Send back all the data below, exactly as given.

(Chart and figure data)
* Begin *
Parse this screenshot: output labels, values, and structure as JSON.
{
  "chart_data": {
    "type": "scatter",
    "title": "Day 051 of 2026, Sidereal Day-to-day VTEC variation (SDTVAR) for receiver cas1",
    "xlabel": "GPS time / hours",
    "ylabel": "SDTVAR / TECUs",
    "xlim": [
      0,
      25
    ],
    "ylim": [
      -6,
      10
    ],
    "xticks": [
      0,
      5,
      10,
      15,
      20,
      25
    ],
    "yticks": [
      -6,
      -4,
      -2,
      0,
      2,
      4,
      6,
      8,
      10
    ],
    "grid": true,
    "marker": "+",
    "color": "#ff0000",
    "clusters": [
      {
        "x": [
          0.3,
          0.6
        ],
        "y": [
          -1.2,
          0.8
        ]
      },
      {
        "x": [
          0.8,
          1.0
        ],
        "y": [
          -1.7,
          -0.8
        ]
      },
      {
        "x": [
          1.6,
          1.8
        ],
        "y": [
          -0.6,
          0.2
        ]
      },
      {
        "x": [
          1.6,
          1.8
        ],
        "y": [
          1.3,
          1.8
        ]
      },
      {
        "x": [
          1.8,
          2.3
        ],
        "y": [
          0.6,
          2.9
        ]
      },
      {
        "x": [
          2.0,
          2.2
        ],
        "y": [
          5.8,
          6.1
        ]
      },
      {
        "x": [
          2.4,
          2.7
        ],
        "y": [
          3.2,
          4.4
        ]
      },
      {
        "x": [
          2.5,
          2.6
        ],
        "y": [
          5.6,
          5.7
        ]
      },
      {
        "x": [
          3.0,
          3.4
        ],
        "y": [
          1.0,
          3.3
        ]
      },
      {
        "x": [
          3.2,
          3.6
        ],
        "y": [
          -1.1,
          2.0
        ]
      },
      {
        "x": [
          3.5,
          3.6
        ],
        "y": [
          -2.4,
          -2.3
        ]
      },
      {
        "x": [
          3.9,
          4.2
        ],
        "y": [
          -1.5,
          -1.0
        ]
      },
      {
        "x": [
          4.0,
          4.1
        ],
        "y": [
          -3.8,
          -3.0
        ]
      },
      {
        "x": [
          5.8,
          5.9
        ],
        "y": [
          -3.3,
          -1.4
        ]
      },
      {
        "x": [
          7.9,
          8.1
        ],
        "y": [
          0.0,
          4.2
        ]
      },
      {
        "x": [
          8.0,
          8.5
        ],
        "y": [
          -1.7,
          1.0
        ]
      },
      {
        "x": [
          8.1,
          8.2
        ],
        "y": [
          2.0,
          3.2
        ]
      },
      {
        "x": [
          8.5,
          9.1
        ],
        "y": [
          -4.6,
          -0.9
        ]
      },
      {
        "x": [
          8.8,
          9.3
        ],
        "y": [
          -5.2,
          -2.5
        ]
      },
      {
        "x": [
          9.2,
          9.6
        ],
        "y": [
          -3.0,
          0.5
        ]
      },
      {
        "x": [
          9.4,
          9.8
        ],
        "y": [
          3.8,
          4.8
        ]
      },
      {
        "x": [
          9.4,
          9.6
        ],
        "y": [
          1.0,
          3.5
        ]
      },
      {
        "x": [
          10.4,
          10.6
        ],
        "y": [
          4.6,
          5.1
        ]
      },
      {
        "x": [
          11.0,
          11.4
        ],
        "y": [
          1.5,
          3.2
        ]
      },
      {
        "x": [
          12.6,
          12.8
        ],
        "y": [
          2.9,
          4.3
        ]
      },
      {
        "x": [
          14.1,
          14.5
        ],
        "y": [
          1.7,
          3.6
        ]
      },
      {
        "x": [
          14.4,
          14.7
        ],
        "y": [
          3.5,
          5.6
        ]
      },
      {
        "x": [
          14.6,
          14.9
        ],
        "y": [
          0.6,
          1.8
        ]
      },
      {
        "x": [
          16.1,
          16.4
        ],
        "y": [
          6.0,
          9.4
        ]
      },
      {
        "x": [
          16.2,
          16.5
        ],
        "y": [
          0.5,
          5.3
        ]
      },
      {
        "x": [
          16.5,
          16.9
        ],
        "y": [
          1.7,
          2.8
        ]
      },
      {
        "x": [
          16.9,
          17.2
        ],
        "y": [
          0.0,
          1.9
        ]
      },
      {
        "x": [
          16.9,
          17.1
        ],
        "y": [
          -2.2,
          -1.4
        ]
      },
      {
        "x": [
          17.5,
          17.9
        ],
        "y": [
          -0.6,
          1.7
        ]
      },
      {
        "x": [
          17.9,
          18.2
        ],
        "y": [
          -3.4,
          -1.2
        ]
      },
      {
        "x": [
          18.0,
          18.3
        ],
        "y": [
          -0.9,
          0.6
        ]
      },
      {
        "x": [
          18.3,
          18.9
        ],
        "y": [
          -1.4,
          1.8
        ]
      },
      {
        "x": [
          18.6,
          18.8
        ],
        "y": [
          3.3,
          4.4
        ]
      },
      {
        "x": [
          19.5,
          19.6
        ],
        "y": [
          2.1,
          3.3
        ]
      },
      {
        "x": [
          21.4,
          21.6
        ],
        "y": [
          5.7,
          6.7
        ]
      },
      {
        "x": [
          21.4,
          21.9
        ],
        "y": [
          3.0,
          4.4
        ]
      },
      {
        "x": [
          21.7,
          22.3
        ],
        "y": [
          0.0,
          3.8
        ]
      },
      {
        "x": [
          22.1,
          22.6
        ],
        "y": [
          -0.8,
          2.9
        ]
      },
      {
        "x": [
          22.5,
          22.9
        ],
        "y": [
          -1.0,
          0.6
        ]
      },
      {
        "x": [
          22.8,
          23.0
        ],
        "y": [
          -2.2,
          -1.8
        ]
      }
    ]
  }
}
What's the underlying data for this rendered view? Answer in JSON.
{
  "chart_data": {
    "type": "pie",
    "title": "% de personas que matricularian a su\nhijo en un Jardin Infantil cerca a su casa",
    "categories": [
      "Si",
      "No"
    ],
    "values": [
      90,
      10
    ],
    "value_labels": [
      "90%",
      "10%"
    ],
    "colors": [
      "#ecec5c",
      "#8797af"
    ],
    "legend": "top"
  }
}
* End *
> _RESPONSE TO THIS TASK_:
Parse this screenshot: output labels, values, and structure as JSON.
{
  "chart_data": {
    "type": "scatter",
    "title": "Day 051 of 2026, Sidereal Day-to-day VTEC variation (SDTVAR) for receiver cas1",
    "xlabel": "GPS time / hours",
    "ylabel": "SDTVAR / TECUs",
    "xlim": [
      0,
      25
    ],
    "ylim": [
      -6,
      10
    ],
    "xticks": [
      0,
      5,
      10,
      15,
      20,
      25
    ],
    "yticks": [
      -6,
      -4,
      -2,
      0,
      2,
      4,
      6,
      8,
      10
    ],
    "grid": true,
    "marker": "+",
    "color": "#ff0000",
    "clusters": [
      {
        "x": [
          0.3,
          0.6
        ],
        "y": [
          -1.2,
          0.8
        ]
      },
      {
        "x": [
          0.8,
          1.0
        ],
        "y": [
          -1.7,
          -0.8
        ]
      },
      {
        "x": [
          1.6,
          1.8
        ],
        "y": [
          -0.6,
          0.2
        ]
      },
      {
        "x": [
          1.6,
          1.8
        ],
        "y": [
          1.3,
          1.8
        ]
      },
      {
        "x": [
          1.8,
          2.3
        ],
        "y": [
          0.6,
          2.9
        ]
      },
      {
        "x": [
          2.0,
          2.2
        ],
        "y": [
          5.8,
          6.1
        ]
      },
      {
        "x": [
          2.4,
          2.7
        ],
        "y": [
          3.2,
          4.4
        ]
      },
      {
        "x": [
          2.5,
          2.6
        ],
        "y": [
          5.6,
          5.7
        ]
      },
      {
        "x": [
          3.0,
          3.4
        ],
        "y": [
          1.0,
          3.3
        ]
      },
      {
        "x": [
          3.2,
          3.6
        ],
        "y": [
          -1.1,
          2.0
        ]
      },
      {
        "x": [
          3.5,
          3.6
        ],
        "y": [
          -2.4,
          -2.3
        ]
      },
      {
        "x": [
          3.9,
          4.2
        ],
        "y": [
          -1.5,
          -1.0
        ]
      },
      {
        "x": [
          4.0,
          4.1
        ],
        "y": [
          -3.8,
          -3.0
        ]
      },
      {
        "x": [
          5.8,
          5.9
        ],
        "y": [
          -3.3,
          -1.4
        ]
      },
      {
        "x": [
          7.9,
          8.1
        ],
        "y": [
          0.0,
          4.2
        ]
      },
      {
        "x": [
          8.0,
          8.5
        ],
        "y": [
          -1.7,
          1.0
        ]
      },
      {
        "x": [
          8.1,
          8.2
        ],
        "y": [
          2.0,
          3.2
        ]
      },
      {
        "x": [
          8.5,
          9.1
        ],
        "y": [
          -4.6,
          -0.9
        ]
      },
      {
        "x": [
          8.8,
          9.3
        ],
        "y": [
          -5.2,
          -2.5
        ]
      },
      {
        "x": [
          9.2,
          9.6
        ],
        "y": [
          -3.0,
          0.5
        ]
      },
      {
        "x": [
          9.4,
          9.8
        ],
        "y": [
          3.8,
          4.8
        ]
      },
      {
        "x": [
          9.4,
          9.6
        ],
        "y": [
          1.0,
          3.5
        ]
      },
      {
        "x": [
          10.4,
          10.6
        ],
        "y": [
          4.6,
          5.1
        ]
      },
      {
        "x": [
          11.0,
          11.4
        ],
        "y": [
          1.5,
          3.2
        ]
      },
      {
        "x": [
          12.6,
          12.8
        ],
        "y": [
          2.9,
          4.3
        ]
      },
      {
        "x": [
          14.1,
          14.5
        ],
        "y": [
          1.7,
          3.6
        ]
      },
      {
        "x": [
          14.4,
          14.7
        ],
        "y": [
          3.5,
          5.6
        ]
      },
      {
        "x": [
          14.6,
          14.9
        ],
        "y": [
          0.6,
          1.8
        ]
      },
      {
        "x": [
          16.1,
          16.4
        ],
        "y": [
          6.0,
          9.4
        ]
      },
      {
        "x": [
          16.2,
          16.5
        ],
        "y": [
          0.5,
          5.3
        ]
      },
      {
        "x": [
          16.5,
          16.9
        ],
        "y": [
          1.7,
          2.8
        ]
      },
      {
        "x": [
          16.9,
          17.2
        ],
        "y": [
          0.0,
          1.9
        ]
      },
      {
        "x": [
          16.9,
          17.1
        ],
        "y": [
          -2.2,
          -1.4
        ]
      },
      {
        "x": [
          17.5,
          17.9
        ],
        "y": [
          -0.6,
          1.7
        ]
      },
      {
        "x": [
          17.9,
          18.2
        ],
        "y": [
          -3.4,
          -1.2
        ]
      },
      {
        "x": [
          18.0,
          18.3
        ],
        "y": [
          -0.9,
          0.6
        ]
      },
      {
        "x": [
          18.3,
          18.9
        ],
        "y": [
          -1.4,
          1.8
        ]
      },
      {
        "x": [
          18.6,
          18.8
        ],
        "y": [
          3.3,
          4.4
        ]
      },
      {
        "x": [
          19.5,
          19.6
        ],
        "y": [
          2.1,
          3.3
        ]
      },
      {
        "x": [
          21.4,
          21.6
        ],
        "y": [
          5.7,
          6.7
        ]
      },
      {
        "x": [
          21.4,
          21.9
        ],
        "y": [
          3.0,
          4.4
        ]
      },
      {
        "x": [
          21.7,
          22.3
        ],
        "y": [
          0.0,
          3.8
        ]
      },
      {
        "x": [
          22.1,
          22.6
        ],
        "y": [
          -0.8,
          2.9
        ]
      },
      {
        "x": [
          22.5,
          22.9
        ],
        "y": [
          -1.0,
          0.6
        ]
      },
      {
        "x": [
          22.8,
          23.0
        ],
        "y": [
          -2.2,
          -1.8
        ]
      }
    ]
  }
}
What's the underlying data for this rendered view? Answer in JSON.
{
  "chart_data": {
    "type": "pie",
    "title": "% de personas que matricularian a su\nhijo en un Jardin Infantil cerca a su casa",
    "categories": [
      "Si",
      "No"
    ],
    "values": [
      90,
      10
    ],
    "value_labels": [
      "90%",
      "10%"
    ],
    "colors": [
      "#ecec5c",
      "#8797af"
    ],
    "legend": "top"
  }
}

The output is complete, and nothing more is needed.